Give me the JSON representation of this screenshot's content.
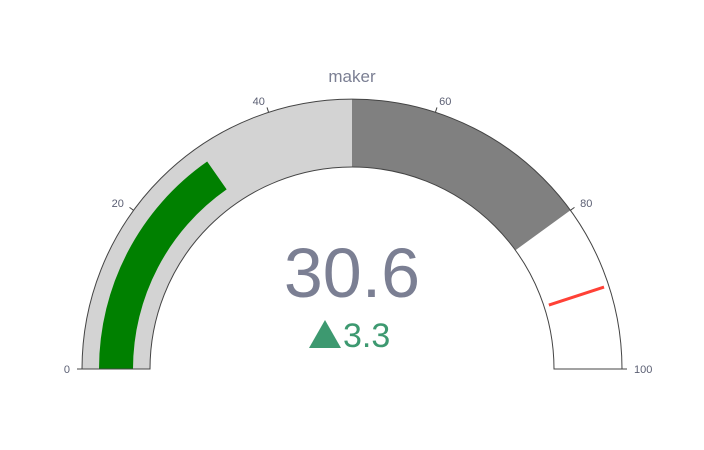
{
  "chart_data": {
    "type": "gauge",
    "title": "maker",
    "value": 30.6,
    "value_text": "30.6",
    "delta": {
      "value": 3.3,
      "text": "3.3",
      "direction": "increasing",
      "color": "#3d9970"
    },
    "axis": {
      "range": [
        0,
        100
      ],
      "ticks": [
        {
          "value": 0,
          "label": "0"
        },
        {
          "value": 20,
          "label": "20"
        },
        {
          "value": 40,
          "label": "40"
        },
        {
          "value": 60,
          "label": "60"
        },
        {
          "value": 80,
          "label": "80"
        },
        {
          "value": 100,
          "label": "100"
        }
      ]
    },
    "steps": [
      {
        "range": [
          0,
          50
        ],
        "color": "#d3d3d3"
      },
      {
        "range": [
          50,
          80
        ],
        "color": "#808080"
      }
    ],
    "bar": {
      "value": 30.6,
      "color": "#008000"
    },
    "threshold": {
      "value": 90,
      "color": "#ff4136"
    },
    "background_color": "#ffffff",
    "border_color": "#444444",
    "text_color": "#7b7f93"
  }
}
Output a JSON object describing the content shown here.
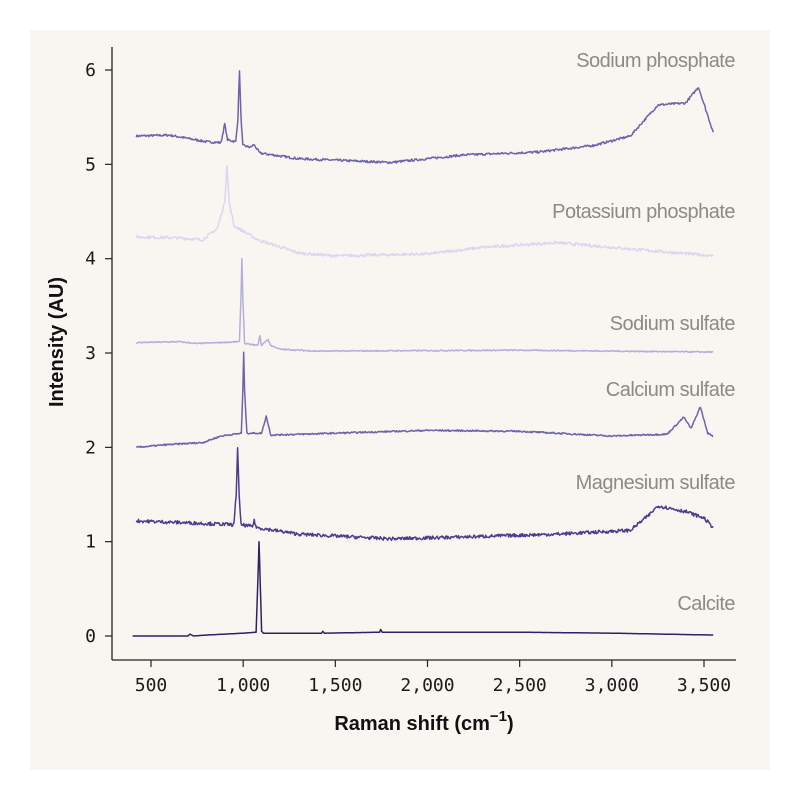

########

Instruction: Leave out the pictures and copy the rest of the material above exactly.

Answer for this exercise:
Give me the JSON representation of this screenshot's content.
{
  "chart_data": {
    "type": "gauge",
    "title": "maker",
    "value": 30.6,
    "value_text": "30.6",
    "delta": {
      "value": 3.3,
      "text": "3.3",
      "direction": "increasing",
      "color": "#3d9970"
    },
    "axis": {
      "range": [
        0,
        100
      ],
      "ticks": [
        {
          "value": 0,
          "label": "0"
        },
        {
          "value": 20,
          "label": "20"
        },
        {
          "value": 40,
          "label": "40"
        },
        {
          "value": 60,
          "label": "60"
        },
        {
          "value": 80,
          "label": "80"
        },
        {
          "value": 100,
          "label": "100"
        }
      ]
    },
    "steps": [
      {
        "range": [
          0,
          50
        ],
        "color": "#d3d3d3"
      },
      {
        "range": [
          50,
          80
        ],
        "color": "#808080"
      }
    ],
    "bar": {
      "value": 30.6,
      "color": "#008000"
    },
    "threshold": {
      "value": 90,
      "color": "#ff4136"
    },
    "background_color": "#ffffff",
    "border_color": "#444444",
    "text_color": "#7b7f93"
  }
}
Output a JSON object describing the content shown here.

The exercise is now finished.